[EXERCISE DETAILS]
Wherever a line in the data below holds "label", copy that line.

-------

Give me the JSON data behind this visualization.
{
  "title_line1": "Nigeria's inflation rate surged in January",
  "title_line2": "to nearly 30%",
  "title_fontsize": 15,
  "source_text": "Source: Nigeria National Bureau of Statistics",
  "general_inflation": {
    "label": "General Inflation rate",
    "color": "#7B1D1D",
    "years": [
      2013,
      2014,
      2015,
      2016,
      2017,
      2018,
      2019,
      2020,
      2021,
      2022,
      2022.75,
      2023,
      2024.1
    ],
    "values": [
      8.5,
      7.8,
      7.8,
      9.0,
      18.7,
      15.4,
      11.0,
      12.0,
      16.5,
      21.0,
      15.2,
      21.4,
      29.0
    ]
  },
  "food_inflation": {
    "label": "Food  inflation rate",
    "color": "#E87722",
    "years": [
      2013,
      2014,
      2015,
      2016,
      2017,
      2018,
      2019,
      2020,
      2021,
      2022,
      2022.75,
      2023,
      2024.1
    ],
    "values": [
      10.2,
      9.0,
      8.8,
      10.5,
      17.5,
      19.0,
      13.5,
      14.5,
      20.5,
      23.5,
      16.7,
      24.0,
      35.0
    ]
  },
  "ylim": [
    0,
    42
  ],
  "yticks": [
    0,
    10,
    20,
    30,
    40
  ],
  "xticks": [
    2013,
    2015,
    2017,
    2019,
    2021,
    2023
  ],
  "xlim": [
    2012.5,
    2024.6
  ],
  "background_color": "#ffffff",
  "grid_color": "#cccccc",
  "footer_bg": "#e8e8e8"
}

-------

[OUTPUT FOR THIS TASK]
    "label": "General Inflation rate",
    "label": "Food  inflation rate",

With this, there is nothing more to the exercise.